Recast these rows as a JSON list of strings, one string per line, leaving out blank lines: start at the line containing "course-link[interactable]: Gestión y" and stop after the line containing "arrow-icon [219,295,225,304]".

* Begin Data to process *

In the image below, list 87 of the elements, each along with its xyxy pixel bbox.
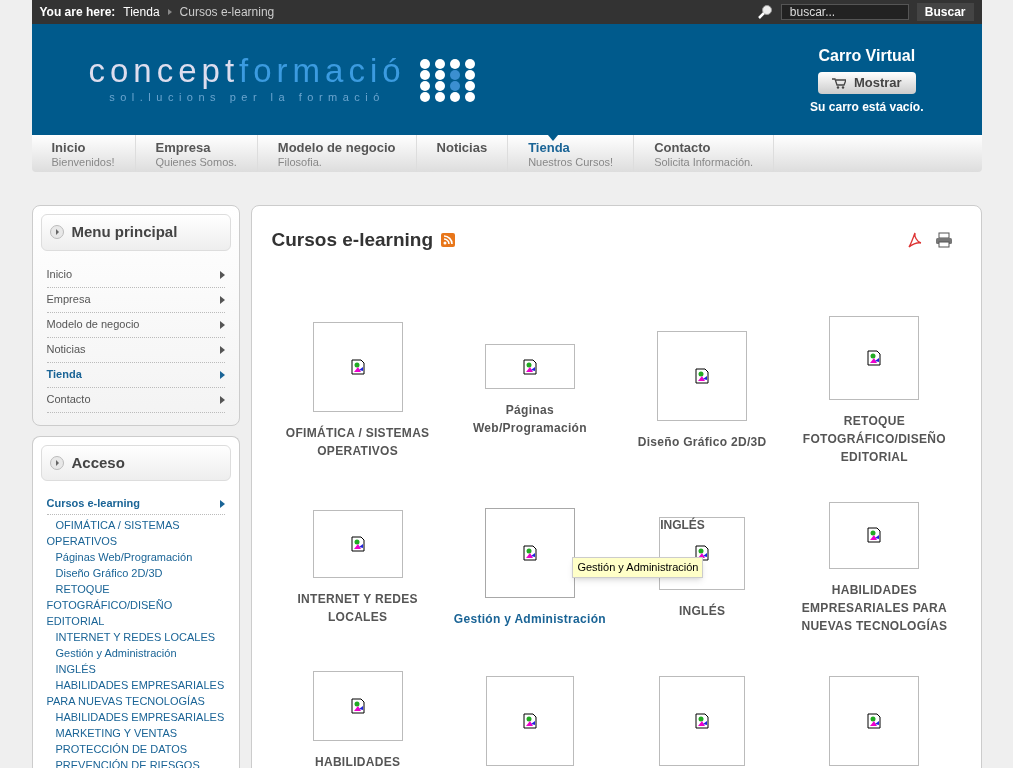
course-link[interactable]: Gestión y Administración [447,610,613,628]
course-image[interactable] [659,675,746,766]
nav-item[interactable]: Modelo de negocio Filosofia. [257,135,417,172]
broken-image-icon [694,367,711,384]
separator-icon [167,9,172,15]
course-link[interactable]: INGLÉS [619,601,785,620]
arrow-icon [219,395,225,404]
print-icon[interactable] [934,232,953,249]
breadcrumb-link[interactable]: Cursos e-learning [179,3,275,21]
broken-image-icon [521,712,538,729]
arrow-icon [219,295,225,304]
course-image[interactable] [657,330,748,421]
nav-item[interactable]: Inicio Bienvenidos! [31,135,136,172]
arrow-icon [219,270,225,279]
course-link[interactable]: HABILIDADES [275,752,441,768]
submenu-link[interactable]: RETOQUE FOTOGRÁFICO/DISEÑO EDITORIAL [46,581,225,629]
logo-text: conceptformació [88,53,406,90]
course-image[interactable] [829,501,920,569]
menu-item[interactable]: Noticias [46,337,225,363]
course-image[interactable] [829,315,920,400]
pdf-icon[interactable] [906,232,923,249]
menu-item[interactable]: Modelo de negocio [46,312,225,338]
course-image[interactable] [485,675,574,766]
module-title: Menu principal [71,222,178,242]
cart-status: Su carro está vacío. [810,98,924,116]
submenu-link[interactable]: HABILIDADES EMPRESARIALES PARA NUEVAS TECNOLOGÍAS [46,677,225,709]
submenu-link[interactable]: Diseño Gráfico 2D/3D [46,565,225,581]
submenu-link[interactable]: MARKETING Y VENTAS [46,725,225,741]
arrow-icon [219,320,225,329]
cart-icon [831,76,846,89]
breadcrumb-link[interactable]: Tienda [123,3,160,21]
logo-dots-icon [417,57,478,102]
broken-image-icon [349,358,366,375]
broken-image-icon [866,349,883,366]
course-image[interactable] [484,344,575,389]
module-title: Acceso [71,452,125,473]
broken-image-icon [521,358,538,375]
broken-image-icon [694,545,711,561]
cart-button[interactable]: Mostrar [817,71,916,94]
broken-image-icon [866,712,883,729]
course-link[interactable]: HABILIDADES EMPRESARIALES PARA NUEVAS TECNOLOGÍAS [791,580,957,635]
tooltip: Gestión y Administración [572,557,704,578]
nav-item[interactable]: Empresa Quienes Somos. [135,135,258,172]
menu-item[interactable]: Contacto [46,387,225,413]
submenu-link[interactable]: OFIMÁTICA / SISTEMAS OPERATIVOS [46,517,225,549]
course-image[interactable] [312,510,403,578]
logo-tagline: sol.lucions per la formació [109,90,385,106]
submenu-link[interactable]: PROTECCIÓN DE DATOS [46,741,225,757]
course-image[interactable] [484,508,575,598]
course-image[interactable] [829,675,920,766]
menu-item[interactable]: Empresa [46,287,225,313]
page-title: Cursos e-learning [271,228,434,252]
nav-item[interactable]: Noticias [416,135,509,172]
search-field[interactable]: buscar... [780,4,909,20]
course-link[interactable]: OFIMÁTICA / SISTEMAS OPERATIVOS [275,423,441,460]
arrow-icon [219,345,225,354]
nav-item[interactable]: Contacto Solicita Información. [634,135,775,172]
cart-title: Carro Virtual [818,45,916,66]
course-link[interactable]: INTERNET Y REDES LOCALES [275,590,441,626]
course-link[interactable]: RETOQUE FOTOGRÁFICO/DISEÑO EDITORIAL [791,411,957,466]
course-image[interactable] [312,670,403,741]
menu-item[interactable]: Cursos e-learning [46,493,225,515]
bullet-icon [49,455,64,470]
breadcrumb-label: You are here: [39,4,116,21]
broken-image-icon [521,545,538,561]
search-button[interactable]: Buscar [916,3,974,21]
submenu-link[interactable]: HABILIDADES EMPRESARIALES [46,709,225,725]
course-image[interactable] [312,321,403,412]
submenu-link[interactable]: Páginas Web/Programación [46,549,225,565]
arrow-icon [219,499,225,508]
bullet-icon [49,225,64,240]
menu-item[interactable]: Tienda [46,362,225,388]
course-link[interactable]: Páginas Web/Programación [447,401,613,437]
search-icon [756,4,773,20]
arrow-icon [219,370,225,379]
broken-image-icon [694,712,711,729]
submenu-link[interactable]: INTERNET Y REDES LOCALES [46,629,225,645]
submenu-link[interactable]: INGLÉS [46,661,225,677]
submenu-link[interactable]: Gestión y Administración [46,645,225,661]
alt-text: INGLÉS [660,516,705,534]
course-link[interactable]: Diseño Gráfico 2D/3D [619,432,785,451]
broken-image-icon [349,697,366,714]
broken-image-icon [866,527,883,543]
menu-item[interactable]: Inicio [46,262,225,288]
nav-item[interactable]: Tienda Nuestros Cursos! [508,135,635,172]
rss-icon[interactable] [441,233,456,248]
broken-image-icon [349,536,366,552]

* End Data to process *

Response to this task:
[
  "course-link[interactable]: Gestión y Administración [447,610,613,628]",
  "course-image[interactable] [659,675,746,766]",
  "nav-item[interactable]: Modelo de negocio Filosofia. [257,135,417,172]",
  "broken-image-icon [694,367,711,384]",
  "separator-icon [167,9,172,15]",
  "course-link[interactable]: INGLÉS [619,601,785,620]",
  "arrow-icon [219,395,225,404]",
  "print-icon[interactable] [934,232,953,249]",
  "breadcrumb-link[interactable]: Cursos e-learning [179,3,275,21]",
  "broken-image-icon [521,712,538,729]",
  "arrow-icon [219,295,225,304]"
]